** Start GIVEN RECORDS **

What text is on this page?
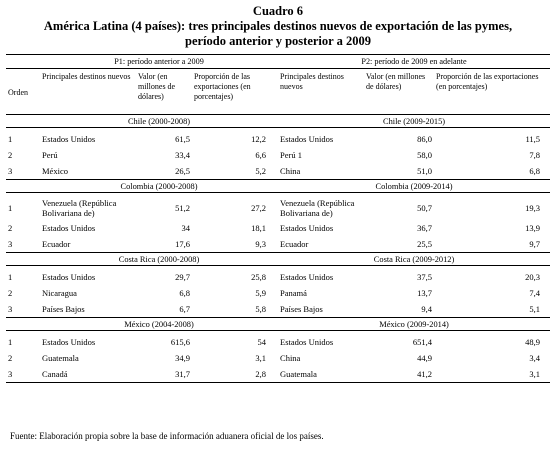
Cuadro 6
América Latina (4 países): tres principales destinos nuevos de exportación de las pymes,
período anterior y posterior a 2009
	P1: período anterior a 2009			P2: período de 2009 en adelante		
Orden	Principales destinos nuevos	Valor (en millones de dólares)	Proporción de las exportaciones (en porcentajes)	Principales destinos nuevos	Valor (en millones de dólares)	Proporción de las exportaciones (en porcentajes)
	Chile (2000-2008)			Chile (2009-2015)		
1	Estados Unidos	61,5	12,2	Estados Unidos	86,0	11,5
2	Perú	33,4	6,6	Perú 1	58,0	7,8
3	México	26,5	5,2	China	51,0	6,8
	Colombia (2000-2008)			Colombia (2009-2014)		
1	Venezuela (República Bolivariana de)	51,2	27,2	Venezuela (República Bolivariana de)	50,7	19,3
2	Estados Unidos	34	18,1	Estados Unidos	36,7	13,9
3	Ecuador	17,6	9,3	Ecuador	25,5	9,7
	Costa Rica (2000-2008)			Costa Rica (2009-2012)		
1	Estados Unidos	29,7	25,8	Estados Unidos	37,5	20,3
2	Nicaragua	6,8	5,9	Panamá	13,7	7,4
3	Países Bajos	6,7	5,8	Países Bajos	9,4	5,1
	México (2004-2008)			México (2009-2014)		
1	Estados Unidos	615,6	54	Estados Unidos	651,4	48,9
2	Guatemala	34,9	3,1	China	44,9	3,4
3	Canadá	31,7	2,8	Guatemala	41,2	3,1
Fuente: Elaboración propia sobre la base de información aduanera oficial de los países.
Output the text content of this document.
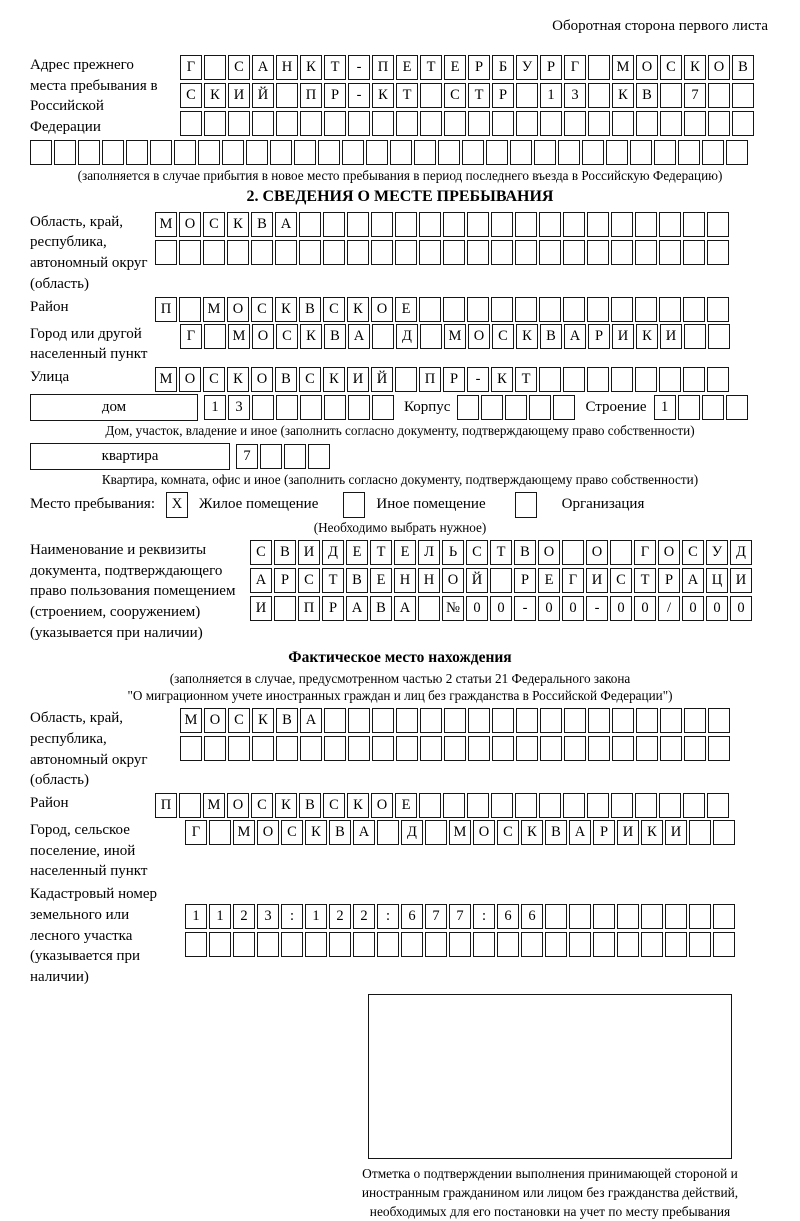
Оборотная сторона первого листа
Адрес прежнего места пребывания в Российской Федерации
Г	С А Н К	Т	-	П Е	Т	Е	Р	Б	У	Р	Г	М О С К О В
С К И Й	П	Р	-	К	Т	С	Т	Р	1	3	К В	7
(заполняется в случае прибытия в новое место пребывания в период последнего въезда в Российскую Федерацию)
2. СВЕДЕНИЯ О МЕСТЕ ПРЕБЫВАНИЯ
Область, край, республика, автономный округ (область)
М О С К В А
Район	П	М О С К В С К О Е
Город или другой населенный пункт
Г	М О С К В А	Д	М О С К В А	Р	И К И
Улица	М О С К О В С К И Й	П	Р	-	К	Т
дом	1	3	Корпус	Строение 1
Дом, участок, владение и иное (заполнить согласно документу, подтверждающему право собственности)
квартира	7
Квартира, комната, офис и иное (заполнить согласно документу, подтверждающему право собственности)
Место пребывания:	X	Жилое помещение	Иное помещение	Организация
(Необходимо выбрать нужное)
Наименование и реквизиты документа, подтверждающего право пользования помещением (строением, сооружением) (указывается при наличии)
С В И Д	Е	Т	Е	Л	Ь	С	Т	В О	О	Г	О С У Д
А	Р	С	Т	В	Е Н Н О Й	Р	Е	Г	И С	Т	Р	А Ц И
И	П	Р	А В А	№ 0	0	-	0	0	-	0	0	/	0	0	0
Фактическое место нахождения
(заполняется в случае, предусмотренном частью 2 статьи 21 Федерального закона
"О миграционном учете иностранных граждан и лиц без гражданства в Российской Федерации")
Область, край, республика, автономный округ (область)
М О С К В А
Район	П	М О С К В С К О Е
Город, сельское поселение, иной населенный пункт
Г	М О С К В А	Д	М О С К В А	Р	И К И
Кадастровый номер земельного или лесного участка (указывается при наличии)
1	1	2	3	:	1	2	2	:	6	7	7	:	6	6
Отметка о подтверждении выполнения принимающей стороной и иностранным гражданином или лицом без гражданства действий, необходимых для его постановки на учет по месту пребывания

** End GIVEN RECORDS **

## [DIRECTION]
What is the number of lines in the records that contain the string "собственности"? Give only that number.

## [OUTPUT FOR THIS EXERCISE]
2